Provide nothing but the number of lines containing the string "JSON".

[Extracted records]
##############################

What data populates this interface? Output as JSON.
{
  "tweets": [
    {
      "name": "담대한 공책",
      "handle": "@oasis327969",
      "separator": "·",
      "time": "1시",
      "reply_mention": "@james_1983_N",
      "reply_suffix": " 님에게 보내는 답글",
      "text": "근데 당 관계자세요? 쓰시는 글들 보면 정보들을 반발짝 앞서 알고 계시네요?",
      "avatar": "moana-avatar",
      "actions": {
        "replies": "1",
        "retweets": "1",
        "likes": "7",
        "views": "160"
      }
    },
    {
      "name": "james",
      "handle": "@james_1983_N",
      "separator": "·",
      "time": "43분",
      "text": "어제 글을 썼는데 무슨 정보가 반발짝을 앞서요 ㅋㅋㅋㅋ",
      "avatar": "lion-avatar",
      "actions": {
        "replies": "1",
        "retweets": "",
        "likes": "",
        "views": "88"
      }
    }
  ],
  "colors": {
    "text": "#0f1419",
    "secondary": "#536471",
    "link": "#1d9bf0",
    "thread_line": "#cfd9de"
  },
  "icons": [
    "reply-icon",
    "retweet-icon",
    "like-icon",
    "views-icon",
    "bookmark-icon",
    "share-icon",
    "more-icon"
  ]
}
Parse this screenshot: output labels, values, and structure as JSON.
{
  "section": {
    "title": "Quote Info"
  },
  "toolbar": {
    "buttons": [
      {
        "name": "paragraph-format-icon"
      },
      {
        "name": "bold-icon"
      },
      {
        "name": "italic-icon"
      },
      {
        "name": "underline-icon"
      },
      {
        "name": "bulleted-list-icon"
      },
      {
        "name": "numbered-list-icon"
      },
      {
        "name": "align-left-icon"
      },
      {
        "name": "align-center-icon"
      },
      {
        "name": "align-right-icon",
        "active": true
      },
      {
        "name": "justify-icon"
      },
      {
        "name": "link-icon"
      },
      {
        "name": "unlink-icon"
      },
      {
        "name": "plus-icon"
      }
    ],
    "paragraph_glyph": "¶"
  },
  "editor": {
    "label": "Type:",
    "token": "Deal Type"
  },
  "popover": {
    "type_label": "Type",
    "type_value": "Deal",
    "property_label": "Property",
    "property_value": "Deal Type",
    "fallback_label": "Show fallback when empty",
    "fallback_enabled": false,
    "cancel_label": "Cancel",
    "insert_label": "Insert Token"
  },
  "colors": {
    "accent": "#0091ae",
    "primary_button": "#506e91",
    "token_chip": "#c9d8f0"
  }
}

##############################

== Answer ==
2